SHORT PROBLEM.
Check every line below for the string "horizontal", and copy the lines that contain it.

RECORDS SUPPLIED.
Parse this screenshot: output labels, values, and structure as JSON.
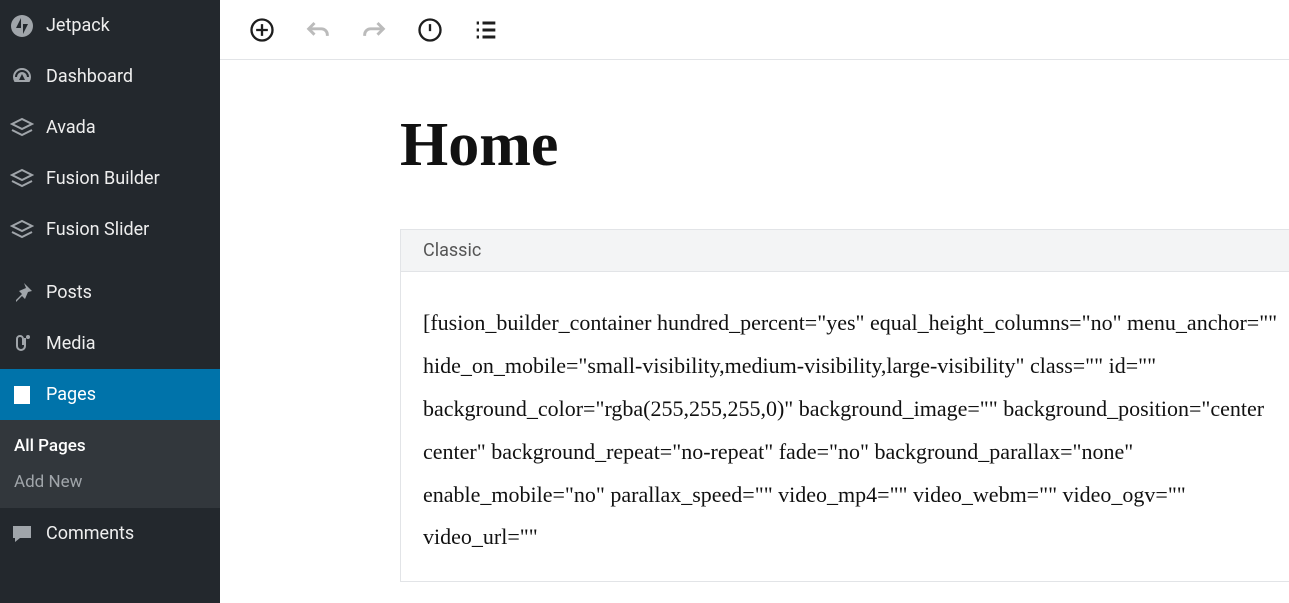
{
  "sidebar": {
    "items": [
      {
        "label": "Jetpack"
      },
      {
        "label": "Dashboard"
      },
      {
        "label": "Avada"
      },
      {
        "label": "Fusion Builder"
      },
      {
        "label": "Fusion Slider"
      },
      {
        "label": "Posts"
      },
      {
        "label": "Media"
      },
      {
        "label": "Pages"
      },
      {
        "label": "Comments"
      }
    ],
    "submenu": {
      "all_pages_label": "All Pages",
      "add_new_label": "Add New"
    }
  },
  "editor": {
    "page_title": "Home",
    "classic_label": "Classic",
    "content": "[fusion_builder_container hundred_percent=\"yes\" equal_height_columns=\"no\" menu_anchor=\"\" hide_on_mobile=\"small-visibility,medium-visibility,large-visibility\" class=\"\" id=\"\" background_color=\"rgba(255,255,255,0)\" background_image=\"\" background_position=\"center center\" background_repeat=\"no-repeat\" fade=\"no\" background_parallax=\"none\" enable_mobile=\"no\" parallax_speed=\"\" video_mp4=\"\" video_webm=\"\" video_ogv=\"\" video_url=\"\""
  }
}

---

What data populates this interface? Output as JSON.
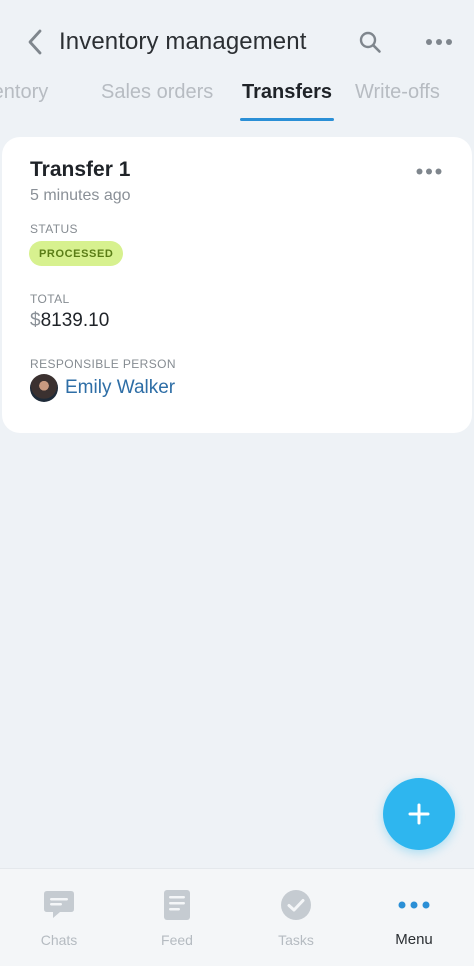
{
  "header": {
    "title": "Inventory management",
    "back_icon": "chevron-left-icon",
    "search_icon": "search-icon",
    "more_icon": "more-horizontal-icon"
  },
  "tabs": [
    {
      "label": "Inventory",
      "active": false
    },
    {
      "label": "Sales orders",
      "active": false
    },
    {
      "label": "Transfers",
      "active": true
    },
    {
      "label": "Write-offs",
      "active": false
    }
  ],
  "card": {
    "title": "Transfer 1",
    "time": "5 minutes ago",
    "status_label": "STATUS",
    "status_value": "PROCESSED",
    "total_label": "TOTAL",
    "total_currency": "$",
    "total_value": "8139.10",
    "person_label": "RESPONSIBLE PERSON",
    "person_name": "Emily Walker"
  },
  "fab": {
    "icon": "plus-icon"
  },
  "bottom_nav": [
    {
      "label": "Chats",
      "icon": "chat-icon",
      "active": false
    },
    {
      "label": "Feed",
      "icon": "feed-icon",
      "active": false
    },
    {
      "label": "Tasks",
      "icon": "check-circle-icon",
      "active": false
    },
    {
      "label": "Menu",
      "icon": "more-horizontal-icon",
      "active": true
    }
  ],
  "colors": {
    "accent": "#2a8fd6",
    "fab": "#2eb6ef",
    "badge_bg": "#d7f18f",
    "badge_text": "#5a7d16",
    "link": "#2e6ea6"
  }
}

==

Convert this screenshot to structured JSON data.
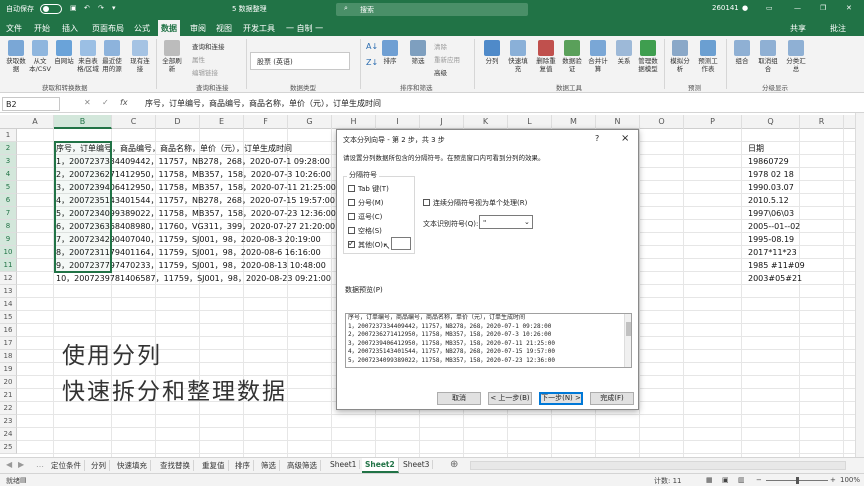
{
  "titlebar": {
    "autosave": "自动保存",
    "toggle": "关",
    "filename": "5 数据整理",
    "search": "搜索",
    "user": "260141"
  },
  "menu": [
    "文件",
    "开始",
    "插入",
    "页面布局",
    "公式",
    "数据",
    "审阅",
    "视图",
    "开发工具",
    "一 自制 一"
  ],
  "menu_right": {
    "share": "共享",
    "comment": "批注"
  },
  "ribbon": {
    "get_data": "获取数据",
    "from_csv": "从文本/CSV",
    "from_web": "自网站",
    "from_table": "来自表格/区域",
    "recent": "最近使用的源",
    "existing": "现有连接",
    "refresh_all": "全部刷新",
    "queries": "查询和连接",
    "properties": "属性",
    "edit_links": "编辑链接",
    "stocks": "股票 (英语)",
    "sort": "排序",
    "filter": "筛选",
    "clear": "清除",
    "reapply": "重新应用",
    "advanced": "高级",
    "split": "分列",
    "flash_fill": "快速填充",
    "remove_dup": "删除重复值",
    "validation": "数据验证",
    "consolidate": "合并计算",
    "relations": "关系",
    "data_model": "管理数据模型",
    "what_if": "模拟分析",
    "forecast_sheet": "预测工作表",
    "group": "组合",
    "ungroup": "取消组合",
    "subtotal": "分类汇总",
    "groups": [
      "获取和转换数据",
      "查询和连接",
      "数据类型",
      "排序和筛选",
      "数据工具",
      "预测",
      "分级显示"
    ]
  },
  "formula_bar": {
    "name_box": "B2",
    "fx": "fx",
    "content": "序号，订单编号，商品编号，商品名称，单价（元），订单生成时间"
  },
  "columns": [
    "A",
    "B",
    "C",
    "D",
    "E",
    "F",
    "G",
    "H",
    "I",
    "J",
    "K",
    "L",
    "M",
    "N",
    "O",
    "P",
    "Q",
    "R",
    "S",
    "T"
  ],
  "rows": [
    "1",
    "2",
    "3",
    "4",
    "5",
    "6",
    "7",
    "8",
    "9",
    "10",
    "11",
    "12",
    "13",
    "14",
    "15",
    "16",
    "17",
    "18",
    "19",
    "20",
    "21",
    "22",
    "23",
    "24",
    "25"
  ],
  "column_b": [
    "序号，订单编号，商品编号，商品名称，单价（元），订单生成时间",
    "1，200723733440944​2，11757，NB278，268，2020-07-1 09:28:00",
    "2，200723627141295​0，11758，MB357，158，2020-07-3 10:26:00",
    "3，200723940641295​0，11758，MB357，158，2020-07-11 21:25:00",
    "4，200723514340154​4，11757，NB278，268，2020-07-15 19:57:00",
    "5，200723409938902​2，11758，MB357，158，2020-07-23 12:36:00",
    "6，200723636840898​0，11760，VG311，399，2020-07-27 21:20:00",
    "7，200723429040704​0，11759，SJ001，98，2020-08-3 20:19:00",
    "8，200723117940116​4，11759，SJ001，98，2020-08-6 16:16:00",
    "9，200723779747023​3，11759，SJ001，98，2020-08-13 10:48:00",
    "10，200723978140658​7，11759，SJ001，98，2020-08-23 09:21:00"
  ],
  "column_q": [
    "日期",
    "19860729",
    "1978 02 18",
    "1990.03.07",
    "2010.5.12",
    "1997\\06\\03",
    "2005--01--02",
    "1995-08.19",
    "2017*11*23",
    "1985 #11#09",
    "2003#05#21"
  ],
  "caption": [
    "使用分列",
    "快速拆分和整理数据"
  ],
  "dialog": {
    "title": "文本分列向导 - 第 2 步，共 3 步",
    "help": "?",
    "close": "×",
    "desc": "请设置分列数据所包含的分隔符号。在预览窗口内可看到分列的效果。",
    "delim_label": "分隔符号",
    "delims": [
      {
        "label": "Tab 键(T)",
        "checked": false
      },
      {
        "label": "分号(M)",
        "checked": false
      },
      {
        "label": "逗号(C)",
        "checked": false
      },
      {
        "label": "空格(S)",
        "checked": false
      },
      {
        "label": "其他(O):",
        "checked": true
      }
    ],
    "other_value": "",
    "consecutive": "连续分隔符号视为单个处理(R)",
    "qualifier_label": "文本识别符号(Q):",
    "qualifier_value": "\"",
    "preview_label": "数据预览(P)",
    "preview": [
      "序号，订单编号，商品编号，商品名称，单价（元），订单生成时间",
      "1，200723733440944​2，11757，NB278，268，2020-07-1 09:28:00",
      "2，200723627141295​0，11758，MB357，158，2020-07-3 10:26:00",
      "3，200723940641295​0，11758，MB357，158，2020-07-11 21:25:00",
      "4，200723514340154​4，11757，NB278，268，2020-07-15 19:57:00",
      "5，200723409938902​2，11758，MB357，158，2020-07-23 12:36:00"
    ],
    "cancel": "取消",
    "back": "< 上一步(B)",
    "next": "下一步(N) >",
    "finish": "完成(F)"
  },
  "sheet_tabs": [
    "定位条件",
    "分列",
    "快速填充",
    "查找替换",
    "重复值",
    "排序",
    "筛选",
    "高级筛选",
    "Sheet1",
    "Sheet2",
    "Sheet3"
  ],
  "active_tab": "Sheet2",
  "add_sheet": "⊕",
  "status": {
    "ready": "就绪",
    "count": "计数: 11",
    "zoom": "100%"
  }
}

OUTPUT FOR THIS TASK.
    "more_icon": "more-horizontal-icon"
      "icon": "more-horizontal-icon",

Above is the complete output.